• Text shown

■ ■ ■ ■ ■ ■ ■

Bad diet damages the immune system even before weight gain

We all know that junk food is bad for our waistline. Now a new study has shown that a diet high in saturated fat begins to harm our immune system before the weight gain begins to show.

A new study has shown that a junk food diet high in saturated fat begins to harm our immune system even before the weight gain begins to show.

Scientists from the Australian Research Council Centre of Excellence in Advanced Molecular Imaging have found that the overconsumption of saturated fats may actually be a form of malnutrition that triggers the immune system to start attacking healthy parts of the body.

The new research, published in the Journal of Immunology, investigated the impact of a western-style high fat diet with surprising results.

To identify how a diet rich in saturated fats can impact immune function the researchers examined the impact of dietary lipids (saturated, monounsaturated and polyunsaturated fatty acids) on a class of immune cells known as T lymphocytes, or T cells.

“We fed mice a Western-style high fat diet for nine weeks to observe if this diet would impact the T cell response before the animal gained weight,” said lead author, Dr Abigail Pollock, from UNSW.

■ ■ ■ ■ ■ ■ ■

Page segmentation data
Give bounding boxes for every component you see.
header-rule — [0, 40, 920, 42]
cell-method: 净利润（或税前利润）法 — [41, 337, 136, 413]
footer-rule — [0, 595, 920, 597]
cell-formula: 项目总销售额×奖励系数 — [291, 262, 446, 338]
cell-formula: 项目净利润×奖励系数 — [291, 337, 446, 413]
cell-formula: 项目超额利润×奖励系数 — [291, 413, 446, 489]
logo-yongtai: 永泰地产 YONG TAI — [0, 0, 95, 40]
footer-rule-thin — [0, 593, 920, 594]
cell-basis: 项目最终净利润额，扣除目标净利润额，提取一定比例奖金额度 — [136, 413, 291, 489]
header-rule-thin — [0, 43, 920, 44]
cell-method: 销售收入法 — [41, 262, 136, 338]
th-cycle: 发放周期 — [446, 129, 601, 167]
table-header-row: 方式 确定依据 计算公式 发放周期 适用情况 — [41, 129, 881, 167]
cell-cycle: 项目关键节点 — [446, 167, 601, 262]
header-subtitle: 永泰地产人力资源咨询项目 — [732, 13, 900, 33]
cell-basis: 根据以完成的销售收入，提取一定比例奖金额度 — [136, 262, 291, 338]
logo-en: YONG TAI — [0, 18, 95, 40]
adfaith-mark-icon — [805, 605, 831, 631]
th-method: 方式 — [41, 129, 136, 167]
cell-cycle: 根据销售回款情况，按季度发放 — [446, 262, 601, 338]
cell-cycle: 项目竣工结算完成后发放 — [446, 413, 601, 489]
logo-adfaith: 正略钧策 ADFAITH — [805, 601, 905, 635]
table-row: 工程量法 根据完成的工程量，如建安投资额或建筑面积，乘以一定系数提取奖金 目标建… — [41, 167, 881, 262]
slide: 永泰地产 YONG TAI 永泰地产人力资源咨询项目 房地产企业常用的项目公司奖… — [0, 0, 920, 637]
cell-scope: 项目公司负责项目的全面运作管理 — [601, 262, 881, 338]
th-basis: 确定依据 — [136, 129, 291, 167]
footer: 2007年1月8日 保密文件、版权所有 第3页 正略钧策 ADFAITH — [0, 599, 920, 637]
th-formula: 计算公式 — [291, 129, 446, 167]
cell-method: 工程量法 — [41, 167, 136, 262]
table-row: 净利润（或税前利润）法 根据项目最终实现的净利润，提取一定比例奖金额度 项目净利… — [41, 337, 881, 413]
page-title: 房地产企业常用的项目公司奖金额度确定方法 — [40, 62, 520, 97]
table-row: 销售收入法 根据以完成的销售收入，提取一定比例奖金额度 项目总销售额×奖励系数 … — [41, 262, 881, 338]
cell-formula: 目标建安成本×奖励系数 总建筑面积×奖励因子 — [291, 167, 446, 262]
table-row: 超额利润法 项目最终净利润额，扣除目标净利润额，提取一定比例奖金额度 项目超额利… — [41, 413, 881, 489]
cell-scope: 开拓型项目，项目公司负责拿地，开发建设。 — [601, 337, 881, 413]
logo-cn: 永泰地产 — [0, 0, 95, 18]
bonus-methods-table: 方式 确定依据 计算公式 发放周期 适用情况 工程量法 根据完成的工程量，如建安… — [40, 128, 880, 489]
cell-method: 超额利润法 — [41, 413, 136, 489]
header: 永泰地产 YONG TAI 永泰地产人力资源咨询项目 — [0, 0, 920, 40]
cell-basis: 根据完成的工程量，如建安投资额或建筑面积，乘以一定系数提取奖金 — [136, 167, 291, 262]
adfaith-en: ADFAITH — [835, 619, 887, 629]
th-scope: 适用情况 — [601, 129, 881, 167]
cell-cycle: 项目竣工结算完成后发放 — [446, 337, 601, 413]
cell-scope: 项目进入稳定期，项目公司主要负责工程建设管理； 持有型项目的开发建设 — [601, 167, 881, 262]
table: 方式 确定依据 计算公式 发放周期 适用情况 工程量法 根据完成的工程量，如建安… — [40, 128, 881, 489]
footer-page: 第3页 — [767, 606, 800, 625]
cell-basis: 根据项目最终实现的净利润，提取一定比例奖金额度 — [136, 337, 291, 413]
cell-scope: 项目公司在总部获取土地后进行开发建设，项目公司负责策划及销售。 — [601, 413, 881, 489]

■ ■ ■ ■ ■ ■ ■

• Exercise requirements
(A) Answer these three questions about the article on diet and the immune system:
(i) Which research centre are the scientists from?
(ii) In which journal was the new research published?
(iii) For how long were the mice fed a Western-style high fat diet?
(B) How would the article on diet and the immune system go on after its last sentence? Write the next part.

• Answer section
(A)
(i) The Australian Research Council Centre of Excellence in Advanced Molecular Imaging
(ii) The Journal of Immunology
(iii) Nine weeks

(B)
“Despite our hypothesis that the T cell response and capacity to eliminate invading pathogens would be weakened we actually saw the opposite: the percentage of overactive T cells increased.”

One clinical ramification of overactive T cells may be autoimmune diseases, where the immune system begins attacking healthy parts of the body. They include diseases such as type 1 diabetes, inflammatory bowel disease and rheumatoid arthritis, which affect one in 20 Australians.

UNSW Scientia Professor Kat Gaus, Deputy Director of the Imaging CoE, says the other unexpected finding was that T cell responses were altered even in the absence of obesity and obesity induced inflammation.

“Our lab has previously shown altering the lipid content of T cell membranes, artificially, changes the T cell response. So, we devised this experiment to see if the same structural changes would occur naturally through a high fat diet,” says Professor Gaus.

“The team set out to demonstrate that nutrition is able to directly impact immune function,” she says.

And the results reveal that dietary lipids do in fact directly influence T cell activation and responsiveness by altering the composition and the structure of the T cell membrane.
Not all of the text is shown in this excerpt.